▶ Exercise task
Retype the records below word for word and omit any image.

====

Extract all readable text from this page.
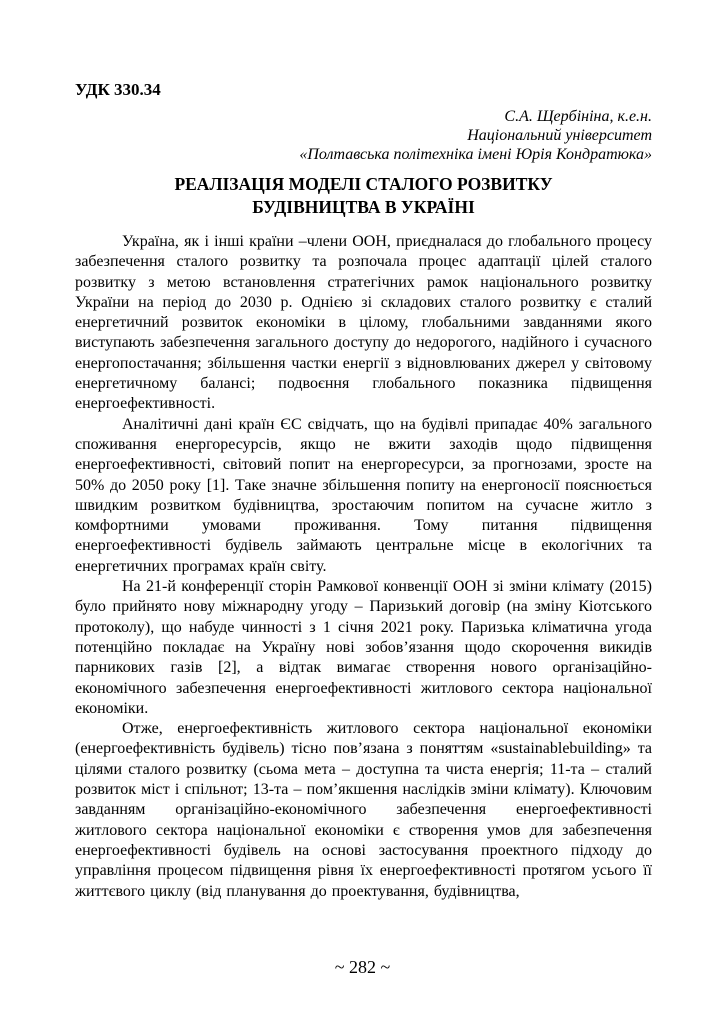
УДК 330.34
С.А. Щербініна, к.е.н.
Національний університет
«Полтавська політехніка імені Юрія Кондратюка»
РЕАЛІЗАЦІЯ МОДЕЛІ СТАЛОГО РОЗВИТКУ
БУДІВНИЦТВА В УКРАЇНІ

Україна, як і інші країни –члени ООН, приєдналася до глобального процесу забезпечення сталого розвитку та розпочала процес адаптації цілей сталого розвитку з метою встановлення стратегічних рамок національного розвитку України на період до 2030 р. Однією зі складових сталого розвитку є сталий енергетичний розвиток економіки в цілому, глобальними завданнями якого виступають забезпечення загального доступу до недорогого, надійного і сучасного енергопостачання; збільшення частки енергії з відновлюваних джерел у світовому енергетичному балансі; подвоєння глобального показника підвищення енергоефективності.

Аналітичні дані країн ЄС свідчать, що на будівлі припадає 40% загального споживання енергоресурсів, якщо не вжити заходів щодо підвищення енергоефективності, світовий попит на енергоресурси, за прогнозами, зросте на 50% до 2050 року [1]. Таке значне збільшення попиту на енергоносії пояснюється швидким розвитком будівництва, зростаючим попитом на сучасне житло з комфортними умовами проживання. Тому питання підвищення енергоефективності будівель займають центральне місце в екологічних та енергетичних програмах країн світу.

На 21-й конференції сторін Рамкової конвенції ООН зі зміни клімату (2015) було прийнято нову міжнародну угоду – Паризький договір (на зміну Кіотського протоколу), що набуде чинності з 1 січня 2021 року. Паризька кліматична угода потенційно покладає на Україну нові зобов’язання щодо скорочення викидів парникових газів [2], а відтак вимагає створення нового організаційно-економічного забезпечення енергоефективності житлового сектора національної економіки.

Отже, енергоефективність житлового сектора національної економіки (енергоефективність будівель) тісно пов’язана з поняттям «sustainablebuilding» та цілями сталого розвитку (сьома мета – доступна та чиста енергія; 11-та – сталий розвиток міст і спільнот; 13-та – пом’якшення наслідків зміни клімату). Ключовим завданням організаційно-економічного забезпечення енергоефективності житлового сектора національної економіки є створення умов для забезпечення енергоефективності будівель на основі застосування проектного підходу до управління процесом підвищення рівня їх енергоефективності протягом усього її життєвого циклу (від планування до проектування, будівництва,

~ 282 ~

====

▶ Output for this task
Extract all readable text from this page.
УДК 330.34
С.А. Щербініна, к.е.н.
Національний університет
«Полтавська політехніка імені Юрія Кондратюка»
РЕАЛІЗАЦІЯ МОДЕЛІ СТАЛОГО РОЗВИТКУ
БУДІВНИЦТВА В УКРАЇНІ

Україна, як і інші країни –члени ООН, приєдналася до глобального процесу забезпечення сталого розвитку та розпочала процес адаптації цілей сталого розвитку з метою встановлення стратегічних рамок національного розвитку України на період до 2030 р. Однією зі складових сталого розвитку є сталий енергетичний розвиток економіки в цілому, глобальними завданнями якого виступають забезпечення загального доступу до недорогого, надійного і сучасного енергопостачання; збільшення частки енергії з відновлюваних джерел у світовому енергетичному балансі; подвоєння глобального показника підвищення енергоефективності.

Аналітичні дані країн ЄС свідчать, що на будівлі припадає 40% загального споживання енергоресурсів, якщо не вжити заходів щодо підвищення енергоефективності, світовий попит на енергоресурси, за прогнозами, зросте на 50% до 2050 року [1]. Таке значне збільшення попиту на енергоносії пояснюється швидким розвитком будівництва, зростаючим попитом на сучасне житло з комфортними умовами проживання. Тому питання підвищення енергоефективності будівель займають центральне місце в екологічних та енергетичних програмах країн світу.

На 21-й конференції сторін Рамкової конвенції ООН зі зміни клімату (2015) було прийнято нову міжнародну угоду – Паризький договір (на зміну Кіотського протоколу), що набуде чинності з 1 січня 2021 року. Паризька кліматична угода потенційно покладає на Україну нові зобов’язання щодо скорочення викидів парникових газів [2], а відтак вимагає створення нового організаційно-економічного забезпечення енергоефективності житлового сектора національної економіки.

Отже, енергоефективність житлового сектора національної економіки (енергоефективність будівель) тісно пов’язана з поняттям «sustainablebuilding» та цілями сталого розвитку (сьома мета – доступна та чиста енергія; 11-та – сталий розвиток міст і спільнот; 13-та – пом’якшення наслідків зміни клімату). Ключовим завданням організаційно-економічного забезпечення енергоефективності житлового сектора національної економіки є створення умов для забезпечення енергоефективності будівель на основі застосування проектного підходу до управління процесом підвищення рівня їх енергоефективності протягом усього її життєвого циклу (від планування до проектування, будівництва,

~ 282 ~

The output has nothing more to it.